> [Supplied material]
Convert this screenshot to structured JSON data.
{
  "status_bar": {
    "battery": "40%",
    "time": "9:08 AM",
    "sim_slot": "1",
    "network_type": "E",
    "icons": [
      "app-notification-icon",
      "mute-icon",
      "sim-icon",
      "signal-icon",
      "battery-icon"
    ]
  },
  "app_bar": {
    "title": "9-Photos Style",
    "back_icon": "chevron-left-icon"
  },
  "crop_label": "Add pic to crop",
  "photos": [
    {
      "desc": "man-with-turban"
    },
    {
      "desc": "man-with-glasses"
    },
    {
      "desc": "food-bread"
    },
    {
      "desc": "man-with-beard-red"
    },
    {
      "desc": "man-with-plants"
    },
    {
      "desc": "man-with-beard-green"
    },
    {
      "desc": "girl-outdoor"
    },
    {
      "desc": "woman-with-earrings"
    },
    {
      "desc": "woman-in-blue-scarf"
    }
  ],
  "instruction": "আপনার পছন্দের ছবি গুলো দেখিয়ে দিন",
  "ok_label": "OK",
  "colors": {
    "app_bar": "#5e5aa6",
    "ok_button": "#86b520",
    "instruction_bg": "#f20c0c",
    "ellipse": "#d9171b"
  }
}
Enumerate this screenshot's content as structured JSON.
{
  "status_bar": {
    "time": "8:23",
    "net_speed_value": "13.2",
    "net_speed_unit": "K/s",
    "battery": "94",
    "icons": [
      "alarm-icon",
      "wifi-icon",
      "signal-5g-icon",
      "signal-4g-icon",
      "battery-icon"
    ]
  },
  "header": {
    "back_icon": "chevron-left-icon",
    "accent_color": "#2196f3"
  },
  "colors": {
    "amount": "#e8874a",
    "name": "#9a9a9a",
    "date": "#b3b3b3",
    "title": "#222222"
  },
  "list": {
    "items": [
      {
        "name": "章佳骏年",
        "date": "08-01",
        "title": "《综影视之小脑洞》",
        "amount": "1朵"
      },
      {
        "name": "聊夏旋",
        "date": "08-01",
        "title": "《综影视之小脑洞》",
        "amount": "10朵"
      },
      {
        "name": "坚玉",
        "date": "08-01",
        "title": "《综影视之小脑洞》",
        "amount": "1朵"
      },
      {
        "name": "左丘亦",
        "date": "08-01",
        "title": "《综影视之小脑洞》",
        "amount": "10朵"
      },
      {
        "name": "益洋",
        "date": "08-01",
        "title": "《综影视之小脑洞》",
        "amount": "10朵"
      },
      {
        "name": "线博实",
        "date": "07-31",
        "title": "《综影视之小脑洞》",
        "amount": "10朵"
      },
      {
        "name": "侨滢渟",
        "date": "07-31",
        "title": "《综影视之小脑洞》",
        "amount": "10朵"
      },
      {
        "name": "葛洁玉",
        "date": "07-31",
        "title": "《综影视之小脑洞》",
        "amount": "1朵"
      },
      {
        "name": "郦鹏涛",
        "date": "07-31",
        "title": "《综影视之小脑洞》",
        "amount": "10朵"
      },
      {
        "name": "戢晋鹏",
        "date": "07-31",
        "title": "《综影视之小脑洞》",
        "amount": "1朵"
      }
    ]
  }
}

> [Requirements] Return the lines above exactly, keeping every word.

> [Solution to this problem]
Convert this screenshot to structured JSON data.
{
  "status_bar": {
    "battery": "40%",
    "time": "9:08 AM",
    "sim_slot": "1",
    "network_type": "E",
    "icons": [
      "app-notification-icon",
      "mute-icon",
      "sim-icon",
      "signal-icon",
      "battery-icon"
    ]
  },
  "app_bar": {
    "title": "9-Photos Style",
    "back_icon": "chevron-left-icon"
  },
  "crop_label": "Add pic to crop",
  "photos": [
    {
      "desc": "man-with-turban"
    },
    {
      "desc": "man-with-glasses"
    },
    {
      "desc": "food-bread"
    },
    {
      "desc": "man-with-beard-red"
    },
    {
      "desc": "man-with-plants"
    },
    {
      "desc": "man-with-beard-green"
    },
    {
      "desc": "girl-outdoor"
    },
    {
      "desc": "woman-with-earrings"
    },
    {
      "desc": "woman-in-blue-scarf"
    }
  ],
  "instruction": "আপনার পছন্দের ছবি গুলো দেখিয়ে দিন",
  "ok_label": "OK",
  "colors": {
    "app_bar": "#5e5aa6",
    "ok_button": "#86b520",
    "instruction_bg": "#f20c0c",
    "ellipse": "#d9171b"
  }
}
Enumerate this screenshot's content as structured JSON.
{
  "status_bar": {
    "time": "8:23",
    "net_speed_value": "13.2",
    "net_speed_unit": "K/s",
    "battery": "94",
    "icons": [
      "alarm-icon",
      "wifi-icon",
      "signal-5g-icon",
      "signal-4g-icon",
      "battery-icon"
    ]
  },
  "header": {
    "back_icon": "chevron-left-icon",
    "accent_color": "#2196f3"
  },
  "colors": {
    "amount": "#e8874a",
    "name": "#9a9a9a",
    "date": "#b3b3b3",
    "title": "#222222"
  },
  "list": {
    "items": [
      {
        "name": "章佳骏年",
        "date": "08-01",
        "title": "《综影视之小脑洞》",
        "amount": "1朵"
      },
      {
        "name": "聊夏旋",
        "date": "08-01",
        "title": "《综影视之小脑洞》",
        "amount": "10朵"
      },
      {
        "name": "坚玉",
        "date": "08-01",
        "title": "《综影视之小脑洞》",
        "amount": "1朵"
      },
      {
        "name": "左丘亦",
        "date": "08-01",
        "title": "《综影视之小脑洞》",
        "amount": "10朵"
      },
      {
        "name": "益洋",
        "date": "08-01",
        "title": "《综影视之小脑洞》",
        "amount": "10朵"
      },
      {
        "name": "线博实",
        "date": "07-31",
        "title": "《综影视之小脑洞》",
        "amount": "10朵"
      },
      {
        "name": "侨滢渟",
        "date": "07-31",
        "title": "《综影视之小脑洞》",
        "amount": "10朵"
      },
      {
        "name": "葛洁玉",
        "date": "07-31",
        "title": "《综影视之小脑洞》",
        "amount": "1朵"
      },
      {
        "name": "郦鹏涛",
        "date": "07-31",
        "title": "《综影视之小脑洞》",
        "amount": "10朵"
      },
      {
        "name": "戢晋鹏",
        "date": "07-31",
        "title": "《综影视之小脑洞》",
        "amount": "1朵"
      }
    ]
  }
}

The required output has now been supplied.